◆ **What the exercise asks**: Output the material beneath exactly, leaving nothing out.
── Exercise materials ──
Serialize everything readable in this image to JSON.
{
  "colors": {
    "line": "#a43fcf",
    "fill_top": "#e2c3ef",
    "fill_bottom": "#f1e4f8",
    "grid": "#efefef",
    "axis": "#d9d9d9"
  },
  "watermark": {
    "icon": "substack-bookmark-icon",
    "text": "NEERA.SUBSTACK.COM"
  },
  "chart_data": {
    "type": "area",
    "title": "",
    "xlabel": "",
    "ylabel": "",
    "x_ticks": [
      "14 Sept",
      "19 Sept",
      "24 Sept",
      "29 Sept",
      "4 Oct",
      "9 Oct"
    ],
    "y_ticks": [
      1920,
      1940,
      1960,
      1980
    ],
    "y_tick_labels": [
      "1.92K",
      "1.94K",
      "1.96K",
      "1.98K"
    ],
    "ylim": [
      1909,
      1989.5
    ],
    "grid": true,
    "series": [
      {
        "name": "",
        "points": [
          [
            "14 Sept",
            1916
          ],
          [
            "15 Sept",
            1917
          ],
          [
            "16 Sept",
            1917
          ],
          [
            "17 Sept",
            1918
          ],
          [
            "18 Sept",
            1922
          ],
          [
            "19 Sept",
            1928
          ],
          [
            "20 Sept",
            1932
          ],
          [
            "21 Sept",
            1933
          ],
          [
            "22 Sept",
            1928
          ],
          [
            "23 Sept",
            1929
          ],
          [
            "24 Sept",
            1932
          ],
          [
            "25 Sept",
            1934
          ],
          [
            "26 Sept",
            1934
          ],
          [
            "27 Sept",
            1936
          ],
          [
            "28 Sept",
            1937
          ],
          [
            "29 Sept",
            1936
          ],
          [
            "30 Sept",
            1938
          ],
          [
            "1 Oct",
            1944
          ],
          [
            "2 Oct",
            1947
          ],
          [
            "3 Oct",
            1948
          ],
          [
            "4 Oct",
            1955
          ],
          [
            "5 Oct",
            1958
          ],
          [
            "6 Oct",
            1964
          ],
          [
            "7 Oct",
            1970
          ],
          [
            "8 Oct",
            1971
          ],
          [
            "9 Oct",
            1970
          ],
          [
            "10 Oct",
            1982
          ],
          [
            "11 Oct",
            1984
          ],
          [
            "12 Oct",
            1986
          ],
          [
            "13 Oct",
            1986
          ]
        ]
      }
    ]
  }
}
───
◆ **Complete answer**:
Serialize everything readable in this image to JSON.
{
  "colors": {
    "line": "#a43fcf",
    "fill_top": "#e2c3ef",
    "fill_bottom": "#f1e4f8",
    "grid": "#efefef",
    "axis": "#d9d9d9"
  },
  "watermark": {
    "icon": "substack-bookmark-icon",
    "text": "NEERA.SUBSTACK.COM"
  },
  "chart_data": {
    "type": "area",
    "title": "",
    "xlabel": "",
    "ylabel": "",
    "x_ticks": [
      "14 Sept",
      "19 Sept",
      "24 Sept",
      "29 Sept",
      "4 Oct",
      "9 Oct"
    ],
    "y_ticks": [
      1920,
      1940,
      1960,
      1980
    ],
    "y_tick_labels": [
      "1.92K",
      "1.94K",
      "1.96K",
      "1.98K"
    ],
    "ylim": [
      1909,
      1989.5
    ],
    "grid": true,
    "series": [
      {
        "name": "",
        "points": [
          [
            "14 Sept",
            1916
          ],
          [
            "15 Sept",
            1917
          ],
          [
            "16 Sept",
            1917
          ],
          [
            "17 Sept",
            1918
          ],
          [
            "18 Sept",
            1922
          ],
          [
            "19 Sept",
            1928
          ],
          [
            "20 Sept",
            1932
          ],
          [
            "21 Sept",
            1933
          ],
          [
            "22 Sept",
            1928
          ],
          [
            "23 Sept",
            1929
          ],
          [
            "24 Sept",
            1932
          ],
          [
            "25 Sept",
            1934
          ],
          [
            "26 Sept",
            1934
          ],
          [
            "27 Sept",
            1936
          ],
          [
            "28 Sept",
            1937
          ],
          [
            "29 Sept",
            1936
          ],
          [
            "30 Sept",
            1938
          ],
          [
            "1 Oct",
            1944
          ],
          [
            "2 Oct",
            1947
          ],
          [
            "3 Oct",
            1948
          ],
          [
            "4 Oct",
            1955
          ],
          [
            "5 Oct",
            1958
          ],
          [
            "6 Oct",
            1964
          ],
          [
            "7 Oct",
            1970
          ],
          [
            "8 Oct",
            1971
          ],
          [
            "9 Oct",
            1970
          ],
          [
            "10 Oct",
            1982
          ],
          [
            "11 Oct",
            1984
          ],
          [
            "12 Oct",
            1986
          ],
          [
            "13 Oct",
            1986
          ]
        ]
      }
    ]
  }
}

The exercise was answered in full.